Stored records
---*---
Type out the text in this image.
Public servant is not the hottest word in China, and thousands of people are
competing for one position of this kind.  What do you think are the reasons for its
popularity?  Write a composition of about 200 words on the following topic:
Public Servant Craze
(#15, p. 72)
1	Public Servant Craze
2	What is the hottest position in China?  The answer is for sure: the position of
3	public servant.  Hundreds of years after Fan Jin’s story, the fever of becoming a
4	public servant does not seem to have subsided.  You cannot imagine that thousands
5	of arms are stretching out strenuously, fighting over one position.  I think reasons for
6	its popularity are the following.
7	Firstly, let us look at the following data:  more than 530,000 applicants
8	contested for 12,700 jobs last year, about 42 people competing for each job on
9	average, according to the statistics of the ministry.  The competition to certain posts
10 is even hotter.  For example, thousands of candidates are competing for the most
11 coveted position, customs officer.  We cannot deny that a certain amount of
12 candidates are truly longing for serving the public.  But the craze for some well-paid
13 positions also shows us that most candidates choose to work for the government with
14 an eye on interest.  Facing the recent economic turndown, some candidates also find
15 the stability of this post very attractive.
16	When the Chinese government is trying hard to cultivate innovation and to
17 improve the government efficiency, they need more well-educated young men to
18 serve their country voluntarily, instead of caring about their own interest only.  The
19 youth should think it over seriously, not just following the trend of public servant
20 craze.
---*---
▸ **WHAT YOU ARE ASKED TO DO**: From the first line to the last, retype the data exactly.

▸ **ANSWER TO THIS EXERCISE**:
Type out the text in this image.
Public servant is not the hottest word in China, and thousands of people are
competing for one position of this kind.  What do you think are the reasons for its
popularity?  Write a composition of about 200 words on the following topic:
Public Servant Craze
(#15, p. 72)
1	Public Servant Craze
2	What is the hottest position in China?  The answer is for sure: the position of
3	public servant.  Hundreds of years after Fan Jin’s story, the fever of becoming a
4	public servant does not seem to have subsided.  You cannot imagine that thousands
5	of arms are stretching out strenuously, fighting over one position.  I think reasons for
6	its popularity are the following.
7	Firstly, let us look at the following data:  more than 530,000 applicants
8	contested for 12,700 jobs last year, about 42 people competing for each job on
9	average, according to the statistics of the ministry.  The competition to certain posts
10 is even hotter.  For example, thousands of candidates are competing for the most
11 coveted position, customs officer.  We cannot deny that a certain amount of
12 candidates are truly longing for serving the public.  But the craze for some well-paid
13 positions also shows us that most candidates choose to work for the government with
14 an eye on interest.  Facing the recent economic turndown, some candidates also find
15 the stability of this post very attractive.
16	When the Chinese government is trying hard to cultivate innovation and to
17 improve the government efficiency, they need more well-educated young men to
18 serve their country voluntarily, instead of caring about their own interest only.  The
19 youth should think it over seriously, not just following the trend of public servant
20 craze.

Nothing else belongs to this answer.